↓↓↓

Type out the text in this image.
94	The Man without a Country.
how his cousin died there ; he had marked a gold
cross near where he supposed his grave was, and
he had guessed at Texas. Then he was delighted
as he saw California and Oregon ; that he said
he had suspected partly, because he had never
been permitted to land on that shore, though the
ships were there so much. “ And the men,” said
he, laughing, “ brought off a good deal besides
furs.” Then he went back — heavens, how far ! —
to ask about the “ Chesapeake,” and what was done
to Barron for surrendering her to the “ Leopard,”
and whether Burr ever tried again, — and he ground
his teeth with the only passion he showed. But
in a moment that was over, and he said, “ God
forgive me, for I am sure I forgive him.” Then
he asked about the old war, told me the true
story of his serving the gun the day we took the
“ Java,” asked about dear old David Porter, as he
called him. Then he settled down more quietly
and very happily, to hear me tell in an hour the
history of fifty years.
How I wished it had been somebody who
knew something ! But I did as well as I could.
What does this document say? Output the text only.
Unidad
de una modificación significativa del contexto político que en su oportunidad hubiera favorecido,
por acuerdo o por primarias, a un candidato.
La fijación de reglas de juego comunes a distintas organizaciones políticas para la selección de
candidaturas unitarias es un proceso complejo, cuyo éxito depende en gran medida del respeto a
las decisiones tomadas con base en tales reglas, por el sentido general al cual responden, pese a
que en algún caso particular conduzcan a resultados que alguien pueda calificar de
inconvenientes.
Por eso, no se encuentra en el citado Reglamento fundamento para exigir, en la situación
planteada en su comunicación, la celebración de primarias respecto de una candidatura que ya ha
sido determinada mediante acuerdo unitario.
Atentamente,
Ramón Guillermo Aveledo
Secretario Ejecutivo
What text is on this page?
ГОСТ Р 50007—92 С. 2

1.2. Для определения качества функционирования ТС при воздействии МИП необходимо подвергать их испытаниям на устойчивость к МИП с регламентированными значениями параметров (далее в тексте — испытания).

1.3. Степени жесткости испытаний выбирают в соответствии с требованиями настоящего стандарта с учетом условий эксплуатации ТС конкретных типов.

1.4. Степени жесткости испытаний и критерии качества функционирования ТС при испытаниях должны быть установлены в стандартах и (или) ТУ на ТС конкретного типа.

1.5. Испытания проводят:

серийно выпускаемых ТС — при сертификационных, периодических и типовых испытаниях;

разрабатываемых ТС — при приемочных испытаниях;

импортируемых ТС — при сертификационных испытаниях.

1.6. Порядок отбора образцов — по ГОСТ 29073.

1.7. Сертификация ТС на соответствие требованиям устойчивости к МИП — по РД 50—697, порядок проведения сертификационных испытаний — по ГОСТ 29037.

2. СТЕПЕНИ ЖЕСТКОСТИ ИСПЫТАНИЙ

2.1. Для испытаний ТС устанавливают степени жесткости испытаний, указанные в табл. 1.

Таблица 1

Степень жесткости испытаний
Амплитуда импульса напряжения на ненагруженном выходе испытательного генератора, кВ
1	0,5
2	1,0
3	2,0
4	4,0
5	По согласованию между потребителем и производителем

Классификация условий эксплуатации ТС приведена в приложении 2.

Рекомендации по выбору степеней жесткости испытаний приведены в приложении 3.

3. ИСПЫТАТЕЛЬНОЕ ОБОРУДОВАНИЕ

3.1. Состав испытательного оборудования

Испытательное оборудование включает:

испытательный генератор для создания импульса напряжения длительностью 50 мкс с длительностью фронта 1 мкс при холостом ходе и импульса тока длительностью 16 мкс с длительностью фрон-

↑↑↑

## Directions
Repeat, without changes, every line from the one that contains "What text is on this page?" through the final line of the data.

## Answer to the exercise
What text is on this page?
ГОСТ Р 50007—92 С. 2

1.2. Для определения качества функционирования ТС при воздействии МИП необходимо подвергать их испытаниям на устойчивость к МИП с регламентированными значениями параметров (далее в тексте — испытания).

1.3. Степени жесткости испытаний выбирают в соответствии с требованиями настоящего стандарта с учетом условий эксплуатации ТС конкретных типов.

1.4. Степени жесткости испытаний и критерии качества функционирования ТС при испытаниях должны быть установлены в стандартах и (или) ТУ на ТС конкретного типа.

1.5. Испытания проводят:

серийно выпускаемых ТС — при сертификационных, периодических и типовых испытаниях;

разрабатываемых ТС — при приемочных испытаниях;

импортируемых ТС — при сертификационных испытаниях.

1.6. Порядок отбора образцов — по ГОСТ 29073.

1.7. Сертификация ТС на соответствие требованиям устойчивости к МИП — по РД 50—697, порядок проведения сертификационных испытаний — по ГОСТ 29037.

2. СТЕПЕНИ ЖЕСТКОСТИ ИСПЫТАНИЙ

2.1. Для испытаний ТС устанавливают степени жесткости испытаний, указанные в табл. 1.

Таблица 1

Степень жесткости испытаний
Амплитуда импульса напряжения на ненагруженном выходе испытательного генератора, кВ
1	0,5
2	1,0
3	2,0
4	4,0
5	По согласованию между потребителем и производителем

Классификация условий эксплуатации ТС приведена в приложении 2.

Рекомендации по выбору степеней жесткости испытаний приведены в приложении 3.

3. ИСПЫТАТЕЛЬНОЕ ОБОРУДОВАНИЕ

3.1. Состав испытательного оборудования

Испытательное оборудование включает:

испытательный генератор для создания импульса напряжения длительностью 50 мкс с длительностью фронта 1 мкс при холостом ходе и импульса тока длительностью 16 мкс с длительностью фрон-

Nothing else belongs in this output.